The problem:
Extract all of the entries and give them again, word for word.

Supplied entries:
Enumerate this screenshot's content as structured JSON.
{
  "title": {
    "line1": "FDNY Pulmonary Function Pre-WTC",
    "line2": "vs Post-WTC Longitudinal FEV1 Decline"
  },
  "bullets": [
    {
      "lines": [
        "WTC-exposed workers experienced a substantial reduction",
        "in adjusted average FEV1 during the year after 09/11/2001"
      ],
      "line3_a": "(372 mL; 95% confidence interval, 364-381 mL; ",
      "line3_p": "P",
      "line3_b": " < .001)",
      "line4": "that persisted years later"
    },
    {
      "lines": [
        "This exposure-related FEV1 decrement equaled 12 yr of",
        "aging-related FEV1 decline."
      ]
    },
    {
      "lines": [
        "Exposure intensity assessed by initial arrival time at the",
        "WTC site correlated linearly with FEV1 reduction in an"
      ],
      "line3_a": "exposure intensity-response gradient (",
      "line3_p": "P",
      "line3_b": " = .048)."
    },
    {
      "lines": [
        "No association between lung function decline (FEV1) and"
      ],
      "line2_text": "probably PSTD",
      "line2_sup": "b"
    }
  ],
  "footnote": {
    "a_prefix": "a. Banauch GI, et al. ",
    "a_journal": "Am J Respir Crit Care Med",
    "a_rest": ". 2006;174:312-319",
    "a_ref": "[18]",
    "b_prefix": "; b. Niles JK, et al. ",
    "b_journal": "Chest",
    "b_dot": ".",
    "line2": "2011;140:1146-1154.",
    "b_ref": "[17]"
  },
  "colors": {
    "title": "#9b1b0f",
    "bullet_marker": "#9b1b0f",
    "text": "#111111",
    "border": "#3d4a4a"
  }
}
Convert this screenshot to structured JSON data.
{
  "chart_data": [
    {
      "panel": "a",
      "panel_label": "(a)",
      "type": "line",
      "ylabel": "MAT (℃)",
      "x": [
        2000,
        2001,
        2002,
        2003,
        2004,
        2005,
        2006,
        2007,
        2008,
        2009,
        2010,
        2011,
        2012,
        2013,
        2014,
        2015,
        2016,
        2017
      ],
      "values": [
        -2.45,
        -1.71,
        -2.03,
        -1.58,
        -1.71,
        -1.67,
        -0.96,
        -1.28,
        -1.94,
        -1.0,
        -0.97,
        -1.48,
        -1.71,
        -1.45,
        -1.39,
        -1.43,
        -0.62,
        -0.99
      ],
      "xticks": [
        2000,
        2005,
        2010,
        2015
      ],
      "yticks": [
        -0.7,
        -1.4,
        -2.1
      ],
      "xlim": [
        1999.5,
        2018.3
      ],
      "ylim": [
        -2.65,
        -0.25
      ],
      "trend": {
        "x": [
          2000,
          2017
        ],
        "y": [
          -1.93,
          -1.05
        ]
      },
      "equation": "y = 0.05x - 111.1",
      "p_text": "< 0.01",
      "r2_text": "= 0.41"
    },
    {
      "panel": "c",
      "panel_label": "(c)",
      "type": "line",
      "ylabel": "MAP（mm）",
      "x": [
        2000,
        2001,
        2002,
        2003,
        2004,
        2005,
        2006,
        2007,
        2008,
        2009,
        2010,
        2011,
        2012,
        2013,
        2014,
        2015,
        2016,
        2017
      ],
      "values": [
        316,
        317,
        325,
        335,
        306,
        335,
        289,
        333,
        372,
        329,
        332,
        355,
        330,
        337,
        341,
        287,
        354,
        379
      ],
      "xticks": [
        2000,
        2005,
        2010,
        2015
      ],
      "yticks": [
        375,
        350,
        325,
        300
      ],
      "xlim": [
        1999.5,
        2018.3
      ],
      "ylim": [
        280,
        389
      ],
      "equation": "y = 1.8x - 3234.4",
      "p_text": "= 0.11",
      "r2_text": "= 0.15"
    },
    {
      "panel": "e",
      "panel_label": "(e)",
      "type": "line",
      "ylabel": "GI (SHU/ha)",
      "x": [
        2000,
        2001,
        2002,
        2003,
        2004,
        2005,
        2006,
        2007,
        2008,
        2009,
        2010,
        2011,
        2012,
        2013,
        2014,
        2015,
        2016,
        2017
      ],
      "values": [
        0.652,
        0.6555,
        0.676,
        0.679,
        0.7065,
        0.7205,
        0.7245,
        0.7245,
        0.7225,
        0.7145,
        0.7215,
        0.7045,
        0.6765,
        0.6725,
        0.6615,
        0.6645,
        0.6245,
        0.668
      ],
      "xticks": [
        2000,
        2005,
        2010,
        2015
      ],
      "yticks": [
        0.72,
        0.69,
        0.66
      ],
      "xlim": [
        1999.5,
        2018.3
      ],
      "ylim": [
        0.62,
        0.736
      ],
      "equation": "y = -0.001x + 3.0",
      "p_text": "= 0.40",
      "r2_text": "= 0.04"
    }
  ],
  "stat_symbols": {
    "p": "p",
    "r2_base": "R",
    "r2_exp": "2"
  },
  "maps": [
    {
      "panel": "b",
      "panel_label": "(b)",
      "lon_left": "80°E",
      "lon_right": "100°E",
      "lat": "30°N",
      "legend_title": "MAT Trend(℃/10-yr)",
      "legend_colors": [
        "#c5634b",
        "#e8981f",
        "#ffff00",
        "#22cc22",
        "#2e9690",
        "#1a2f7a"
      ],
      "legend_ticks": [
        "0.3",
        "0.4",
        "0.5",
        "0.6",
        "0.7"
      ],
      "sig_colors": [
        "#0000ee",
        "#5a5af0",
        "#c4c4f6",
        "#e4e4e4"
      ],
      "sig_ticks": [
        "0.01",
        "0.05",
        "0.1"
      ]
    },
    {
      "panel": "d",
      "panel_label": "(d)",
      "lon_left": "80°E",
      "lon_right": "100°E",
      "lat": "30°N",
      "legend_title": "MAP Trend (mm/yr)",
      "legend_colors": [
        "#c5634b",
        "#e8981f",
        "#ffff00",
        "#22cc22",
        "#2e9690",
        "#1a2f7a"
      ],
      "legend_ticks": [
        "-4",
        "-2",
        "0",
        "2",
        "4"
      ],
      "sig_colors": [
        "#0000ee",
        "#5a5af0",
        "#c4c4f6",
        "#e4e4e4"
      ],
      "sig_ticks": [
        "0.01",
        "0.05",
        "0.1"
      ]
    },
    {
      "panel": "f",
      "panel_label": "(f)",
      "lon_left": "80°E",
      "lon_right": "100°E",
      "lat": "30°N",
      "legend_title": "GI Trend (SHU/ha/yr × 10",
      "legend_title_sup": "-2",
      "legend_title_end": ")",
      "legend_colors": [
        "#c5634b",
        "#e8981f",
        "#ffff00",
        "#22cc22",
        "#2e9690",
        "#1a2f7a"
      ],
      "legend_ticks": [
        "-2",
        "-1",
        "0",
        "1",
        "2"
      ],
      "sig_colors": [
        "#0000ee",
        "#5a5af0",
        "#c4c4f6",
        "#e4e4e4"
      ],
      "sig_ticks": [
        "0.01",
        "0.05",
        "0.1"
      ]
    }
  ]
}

Right answer:
Enumerate this screenshot's content as structured JSON.
{
  "title": {
    "line1": "FDNY Pulmonary Function Pre-WTC",
    "line2": "vs Post-WTC Longitudinal FEV1 Decline"
  },
  "bullets": [
    {
      "lines": [
        "WTC-exposed workers experienced a substantial reduction",
        "in adjusted average FEV1 during the year after 09/11/2001"
      ],
      "line3_a": "(372 mL; 95% confidence interval, 364-381 mL; ",
      "line3_p": "P",
      "line3_b": " < .001)",
      "line4": "that persisted years later"
    },
    {
      "lines": [
        "This exposure-related FEV1 decrement equaled 12 yr of",
        "aging-related FEV1 decline."
      ]
    },
    {
      "lines": [
        "Exposure intensity assessed by initial arrival time at the",
        "WTC site correlated linearly with FEV1 reduction in an"
      ],
      "line3_a": "exposure intensity-response gradient (",
      "line3_p": "P",
      "line3_b": " = .048)."
    },
    {
      "lines": [
        "No association between lung function decline (FEV1) and"
      ],
      "line2_text": "probably PSTD",
      "line2_sup": "b"
    }
  ],
  "footnote": {
    "a_prefix": "a. Banauch GI, et al. ",
    "a_journal": "Am J Respir Crit Care Med",
    "a_rest": ". 2006;174:312-319",
    "a_ref": "[18]",
    "b_prefix": "; b. Niles JK, et al. ",
    "b_journal": "Chest",
    "b_dot": ".",
    "line2": "2011;140:1146-1154.",
    "b_ref": "[17]"
  },
  "colors": {
    "title": "#9b1b0f",
    "bullet_marker": "#9b1b0f",
    "text": "#111111",
    "border": "#3d4a4a"
  }
}
Convert this screenshot to structured JSON data.
{
  "chart_data": [
    {
      "panel": "a",
      "panel_label": "(a)",
      "type": "line",
      "ylabel": "MAT (℃)",
      "x": [
        2000,
        2001,
        2002,
        2003,
        2004,
        2005,
        2006,
        2007,
        2008,
        2009,
        2010,
        2011,
        2012,
        2013,
        2014,
        2015,
        2016,
        2017
      ],
      "values": [
        -2.45,
        -1.71,
        -2.03,
        -1.58,
        -1.71,
        -1.67,
        -0.96,
        -1.28,
        -1.94,
        -1.0,
        -0.97,
        -1.48,
        -1.71,
        -1.45,
        -1.39,
        -1.43,
        -0.62,
        -0.99
      ],
      "xticks": [
        2000,
        2005,
        2010,
        2015
      ],
      "yticks": [
        -0.7,
        -1.4,
        -2.1
      ],
      "xlim": [
        1999.5,
        2018.3
      ],
      "ylim": [
        -2.65,
        -0.25
      ],
      "trend": {
        "x": [
          2000,
          2017
        ],
        "y": [
          -1.93,
          -1.05
        ]
      },
      "equation": "y = 0.05x - 111.1",
      "p_text": "< 0.01",
      "r2_text": "= 0.41"
    },
    {
      "panel": "c",
      "panel_label": "(c)",
      "type": "line",
      "ylabel": "MAP（mm）",
      "x": [
        2000,
        2001,
        2002,
        2003,
        2004,
        2005,
        2006,
        2007,
        2008,
        2009,
        2010,
        2011,
        2012,
        2013,
        2014,
        2015,
        2016,
        2017
      ],
      "values": [
        316,
        317,
        325,
        335,
        306,
        335,
        289,
        333,
        372,
        329,
        332,
        355,
        330,
        337,
        341,
        287,
        354,
        379
      ],
      "xticks": [
        2000,
        2005,
        2010,
        2015
      ],
      "yticks": [
        375,
        350,
        325,
        300
      ],
      "xlim": [
        1999.5,
        2018.3
      ],
      "ylim": [
        280,
        389
      ],
      "equation": "y = 1.8x - 3234.4",
      "p_text": "= 0.11",
      "r2_text": "= 0.15"
    },
    {
      "panel": "e",
      "panel_label": "(e)",
      "type": "line",
      "ylabel": "GI (SHU/ha)",
      "x": [
        2000,
        2001,
        2002,
        2003,
        2004,
        2005,
        2006,
        2007,
        2008,
        2009,
        2010,
        2011,
        2012,
        2013,
        2014,
        2015,
        2016,
        2017
      ],
      "values": [
        0.652,
        0.6555,
        0.676,
        0.679,
        0.7065,
        0.7205,
        0.7245,
        0.7245,
        0.7225,
        0.7145,
        0.7215,
        0.7045,
        0.6765,
        0.6725,
        0.6615,
        0.6645,
        0.6245,
        0.668
      ],
      "xticks": [
        2000,
        2005,
        2010,
        2015
      ],
      "yticks": [
        0.72,
        0.69,
        0.66
      ],
      "xlim": [
        1999.5,
        2018.3
      ],
      "ylim": [
        0.62,
        0.736
      ],
      "equation": "y = -0.001x + 3.0",
      "p_text": "= 0.40",
      "r2_text": "= 0.04"
    }
  ],
  "stat_symbols": {
    "p": "p",
    "r2_base": "R",
    "r2_exp": "2"
  },
  "maps": [
    {
      "panel": "b",
      "panel_label": "(b)",
      "lon_left": "80°E",
      "lon_right": "100°E",
      "lat": "30°N",
      "legend_title": "MAT Trend(℃/10-yr)",
      "legend_colors": [
        "#c5634b",
        "#e8981f",
        "#ffff00",
        "#22cc22",
        "#2e9690",
        "#1a2f7a"
      ],
      "legend_ticks": [
        "0.3",
        "0.4",
        "0.5",
        "0.6",
        "0.7"
      ],
      "sig_colors": [
        "#0000ee",
        "#5a5af0",
        "#c4c4f6",
        "#e4e4e4"
      ],
      "sig_ticks": [
        "0.01",
        "0.05",
        "0.1"
      ]
    },
    {
      "panel": "d",
      "panel_label": "(d)",
      "lon_left": "80°E",
      "lon_right": "100°E",
      "lat": "30°N",
      "legend_title": "MAP Trend (mm/yr)",
      "legend_colors": [
        "#c5634b",
        "#e8981f",
        "#ffff00",
        "#22cc22",
        "#2e9690",
        "#1a2f7a"
      ],
      "legend_ticks": [
        "-4",
        "-2",
        "0",
        "2",
        "4"
      ],
      "sig_colors": [
        "#0000ee",
        "#5a5af0",
        "#c4c4f6",
        "#e4e4e4"
      ],
      "sig_ticks": [
        "0.01",
        "0.05",
        "0.1"
      ]
    },
    {
      "panel": "f",
      "panel_label": "(f)",
      "lon_left": "80°E",
      "lon_right": "100°E",
      "lat": "30°N",
      "legend_title": "GI Trend (SHU/ha/yr × 10",
      "legend_title_sup": "-2",
      "legend_title_end": ")",
      "legend_colors": [
        "#c5634b",
        "#e8981f",
        "#ffff00",
        "#22cc22",
        "#2e9690",
        "#1a2f7a"
      ],
      "legend_ticks": [
        "-2",
        "-1",
        "0",
        "1",
        "2"
      ],
      "sig_colors": [
        "#0000ee",
        "#5a5af0",
        "#c4c4f6",
        "#e4e4e4"
      ],
      "sig_ticks": [
        "0.01",
        "0.05",
        "0.1"
      ]
    }
  ]
}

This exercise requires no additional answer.